WHAT IS NEEDED: Pictures do not belong in your copy. Repeat all the other data exactly.

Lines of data
begin

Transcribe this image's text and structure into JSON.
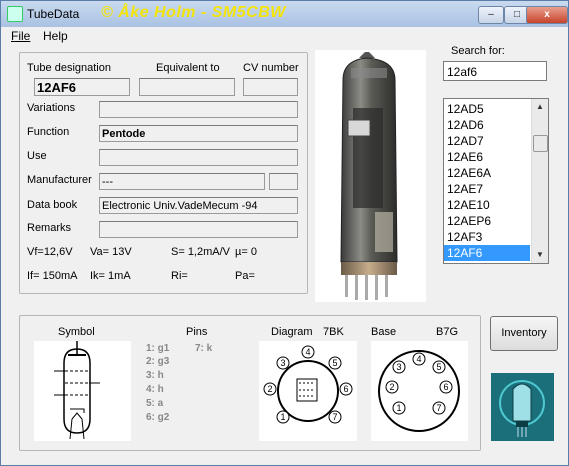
{
  "window": {
    "title": "TubeData",
    "copyright": "© Åke Holm - SM5CBW",
    "min": "–",
    "max": "□",
    "close": "x"
  },
  "menu": {
    "file": "File",
    "help": "Help"
  },
  "form": {
    "designation_label": "Tube designation",
    "equivalent_label": "Equivalent to",
    "cv_label": "CV number",
    "designation_value": "12AF6",
    "variations_label": "Variations",
    "function_label": "Function",
    "function_value": "Pentode",
    "use_label": "Use",
    "manufacturer_label": "Manufacturer",
    "manufacturer_value": "---",
    "databook_label": "Data book",
    "databook_value": "Electronic Univ.VadeMecum -94",
    "remarks_label": "Remarks",
    "vf": "Vf=12,6V",
    "va": "Va= 13V",
    "s": "S= 1,2mA/V",
    "mu": "µ=    0",
    "if": "If= 150mA",
    "ik": "Ik=  1mA",
    "ri": "Ri=",
    "pa": "Pa="
  },
  "search": {
    "label": "Search for:",
    "value": "12af6"
  },
  "list": {
    "items": [
      "12AD5",
      "12AD6",
      "12AD7",
      "12AE6",
      "12AE6A",
      "12AE7",
      "12AE10",
      "12AEP6",
      "12AF3",
      "12AF6"
    ],
    "selected_index": 9
  },
  "bottom": {
    "symbol_label": "Symbol",
    "pins_label": "Pins",
    "diagram_label": "Diagram",
    "diagram_code": "7BK",
    "base_label": "Base",
    "base_code": "B7G",
    "pins": [
      "1: g1",
      "2: g3",
      "3: h",
      "4: h",
      "5: a",
      "6: g2",
      "7: k"
    ],
    "diagram_pins": [
      "1",
      "2",
      "3",
      "4",
      "5",
      "6",
      "7"
    ],
    "base_pins": [
      "1",
      "2",
      "3",
      "4",
      "5",
      "6",
      "7"
    ]
  },
  "inventory_label": "Inventory",
  "colors": {
    "title_gradient": "#a9c1e2",
    "copyright": "#f4e40a",
    "selection": "#3399ff",
    "close_button": "#c7442b"
  }
}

end

SOLUTION TO THIS TASK:
Transcribe this image's text and structure into JSON.
{
  "window": {
    "title": "TubeData",
    "copyright": "© Åke Holm - SM5CBW",
    "min": "–",
    "max": "□",
    "close": "x"
  },
  "menu": {
    "file": "File",
    "help": "Help"
  },
  "form": {
    "designation_label": "Tube designation",
    "equivalent_label": "Equivalent to",
    "cv_label": "CV number",
    "designation_value": "12AF6",
    "variations_label": "Variations",
    "function_label": "Function",
    "function_value": "Pentode",
    "use_label": "Use",
    "manufacturer_label": "Manufacturer",
    "manufacturer_value": "---",
    "databook_label": "Data book",
    "databook_value": "Electronic Univ.VadeMecum -94",
    "remarks_label": "Remarks",
    "vf": "Vf=12,6V",
    "va": "Va= 13V",
    "s": "S= 1,2mA/V",
    "mu": "µ=    0",
    "if": "If= 150mA",
    "ik": "Ik=  1mA",
    "ri": "Ri=",
    "pa": "Pa="
  },
  "search": {
    "label": "Search for:",
    "value": "12af6"
  },
  "list": {
    "items": [
      "12AD5",
      "12AD6",
      "12AD7",
      "12AE6",
      "12AE6A",
      "12AE7",
      "12AE10",
      "12AEP6",
      "12AF3",
      "12AF6"
    ],
    "selected_index": 9
  },
  "bottom": {
    "symbol_label": "Symbol",
    "pins_label": "Pins",
    "diagram_label": "Diagram",
    "diagram_code": "7BK",
    "base_label": "Base",
    "base_code": "B7G",
    "pins": [
      "1: g1",
      "2: g3",
      "3: h",
      "4: h",
      "5: a",
      "6: g2",
      "7: k"
    ],
    "diagram_pins": [
      "1",
      "2",
      "3",
      "4",
      "5",
      "6",
      "7"
    ],
    "base_pins": [
      "1",
      "2",
      "3",
      "4",
      "5",
      "6",
      "7"
    ]
  },
  "inventory_label": "Inventory",
  "colors": {
    "title_gradient": "#a9c1e2",
    "copyright": "#f4e40a",
    "selection": "#3399ff",
    "close_button": "#c7442b"
  }
}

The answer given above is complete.